Start

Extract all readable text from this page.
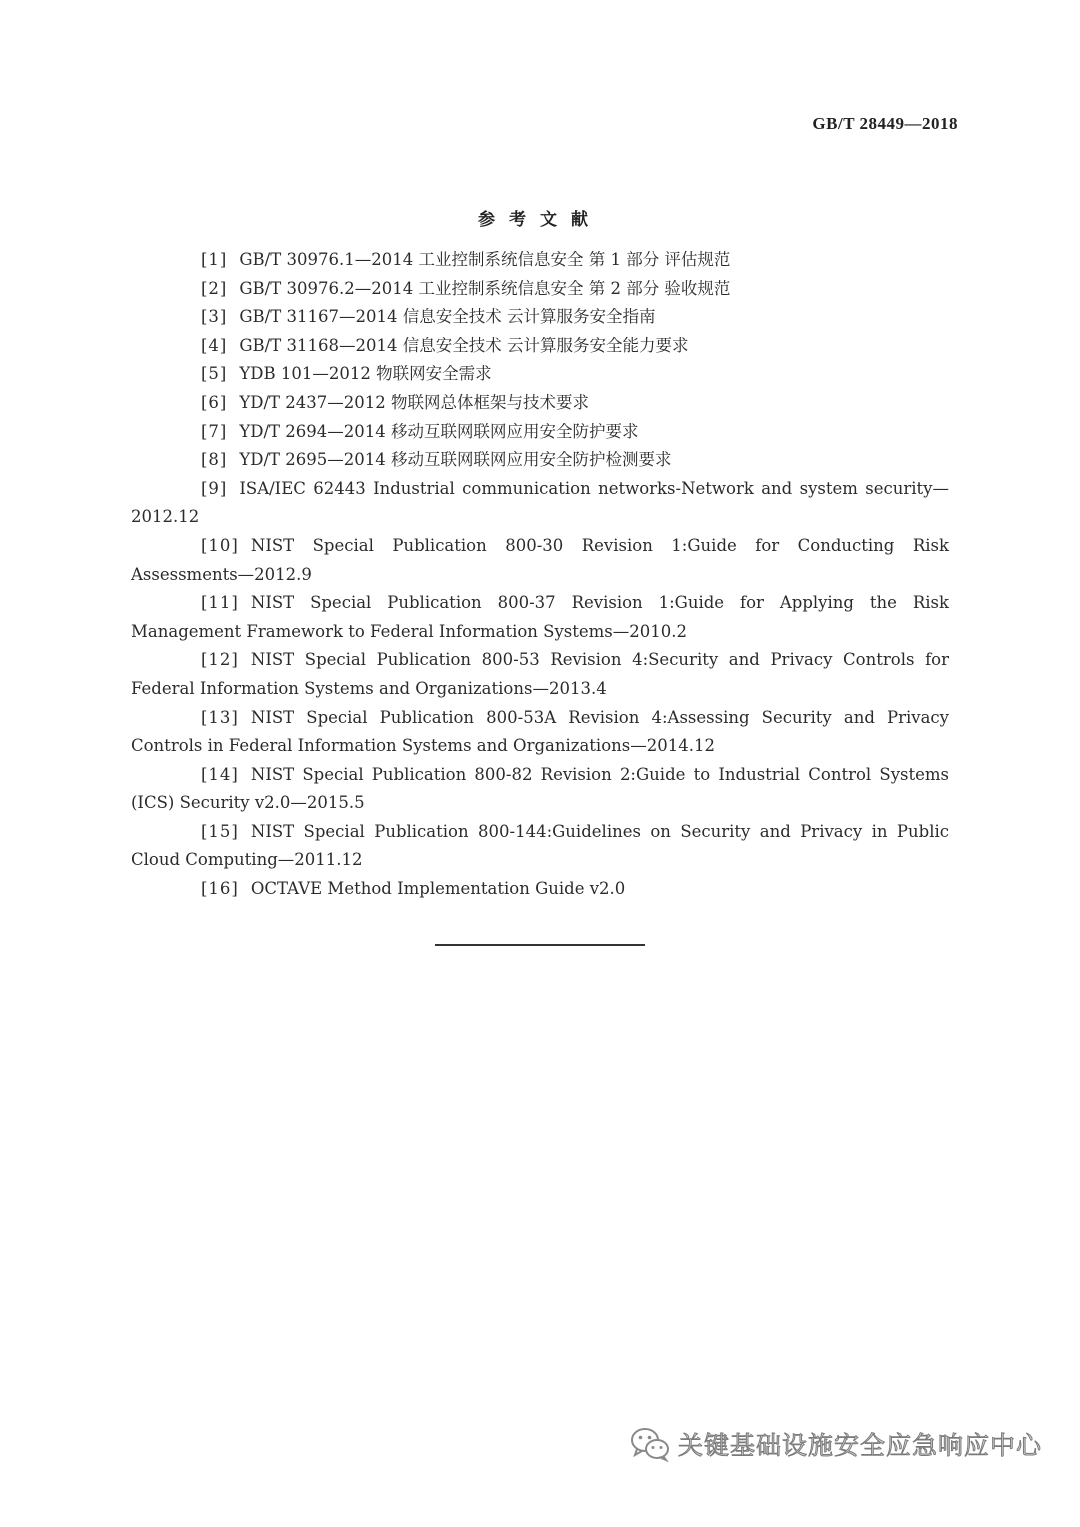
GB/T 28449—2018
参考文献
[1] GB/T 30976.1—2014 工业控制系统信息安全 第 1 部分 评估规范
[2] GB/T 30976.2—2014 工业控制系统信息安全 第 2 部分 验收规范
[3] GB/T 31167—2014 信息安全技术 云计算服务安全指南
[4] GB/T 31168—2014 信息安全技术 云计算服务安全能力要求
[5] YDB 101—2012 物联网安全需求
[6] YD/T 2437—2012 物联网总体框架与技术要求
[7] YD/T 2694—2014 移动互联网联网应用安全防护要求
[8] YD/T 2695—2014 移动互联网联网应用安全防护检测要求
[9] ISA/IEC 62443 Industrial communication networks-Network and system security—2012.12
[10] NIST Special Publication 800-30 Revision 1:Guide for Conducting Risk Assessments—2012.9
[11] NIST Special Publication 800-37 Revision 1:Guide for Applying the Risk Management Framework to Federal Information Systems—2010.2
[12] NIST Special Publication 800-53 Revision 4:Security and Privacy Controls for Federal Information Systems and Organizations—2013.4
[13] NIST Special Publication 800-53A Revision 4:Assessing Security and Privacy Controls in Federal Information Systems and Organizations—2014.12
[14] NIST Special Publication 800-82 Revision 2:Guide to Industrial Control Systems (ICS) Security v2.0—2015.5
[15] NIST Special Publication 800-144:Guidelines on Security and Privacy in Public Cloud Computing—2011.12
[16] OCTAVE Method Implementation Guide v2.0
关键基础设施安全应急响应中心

End
Start

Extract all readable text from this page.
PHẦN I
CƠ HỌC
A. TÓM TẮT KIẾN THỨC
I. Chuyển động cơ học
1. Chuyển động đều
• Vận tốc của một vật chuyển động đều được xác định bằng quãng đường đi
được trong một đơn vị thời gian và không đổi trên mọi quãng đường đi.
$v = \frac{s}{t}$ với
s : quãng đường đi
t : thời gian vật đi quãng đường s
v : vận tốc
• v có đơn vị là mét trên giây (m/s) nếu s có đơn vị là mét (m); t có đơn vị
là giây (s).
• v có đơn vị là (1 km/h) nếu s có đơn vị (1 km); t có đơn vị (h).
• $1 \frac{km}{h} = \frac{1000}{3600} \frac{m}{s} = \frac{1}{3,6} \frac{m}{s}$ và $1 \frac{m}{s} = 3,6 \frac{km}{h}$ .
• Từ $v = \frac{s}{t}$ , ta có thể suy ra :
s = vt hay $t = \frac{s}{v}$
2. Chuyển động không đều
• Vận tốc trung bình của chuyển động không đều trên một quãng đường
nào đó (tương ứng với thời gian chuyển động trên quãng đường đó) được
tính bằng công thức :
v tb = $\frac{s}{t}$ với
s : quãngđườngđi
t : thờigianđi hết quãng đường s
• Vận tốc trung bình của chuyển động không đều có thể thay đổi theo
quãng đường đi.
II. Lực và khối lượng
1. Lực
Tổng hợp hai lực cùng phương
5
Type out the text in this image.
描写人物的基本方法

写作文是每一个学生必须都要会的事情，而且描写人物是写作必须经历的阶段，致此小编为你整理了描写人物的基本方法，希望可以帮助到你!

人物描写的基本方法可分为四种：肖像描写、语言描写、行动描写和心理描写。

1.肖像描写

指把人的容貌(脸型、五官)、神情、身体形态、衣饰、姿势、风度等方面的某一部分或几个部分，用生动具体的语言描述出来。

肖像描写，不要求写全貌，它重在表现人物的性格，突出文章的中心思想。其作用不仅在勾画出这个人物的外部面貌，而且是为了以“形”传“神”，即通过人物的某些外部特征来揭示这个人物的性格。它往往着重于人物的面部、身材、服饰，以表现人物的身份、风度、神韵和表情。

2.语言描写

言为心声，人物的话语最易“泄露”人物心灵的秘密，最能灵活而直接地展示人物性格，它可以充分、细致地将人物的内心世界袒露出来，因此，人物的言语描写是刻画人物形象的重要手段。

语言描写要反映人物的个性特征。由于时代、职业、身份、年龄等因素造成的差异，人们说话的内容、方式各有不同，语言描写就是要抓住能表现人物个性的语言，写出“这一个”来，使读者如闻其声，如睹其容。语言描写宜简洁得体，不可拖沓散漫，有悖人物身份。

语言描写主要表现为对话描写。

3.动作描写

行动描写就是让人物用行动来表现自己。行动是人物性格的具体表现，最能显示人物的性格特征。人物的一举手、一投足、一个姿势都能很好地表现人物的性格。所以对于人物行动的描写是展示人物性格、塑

End

# STATED TASK
Report only the count of lines that include the string "được".

# SOLUTION TO THE EXERCISE
3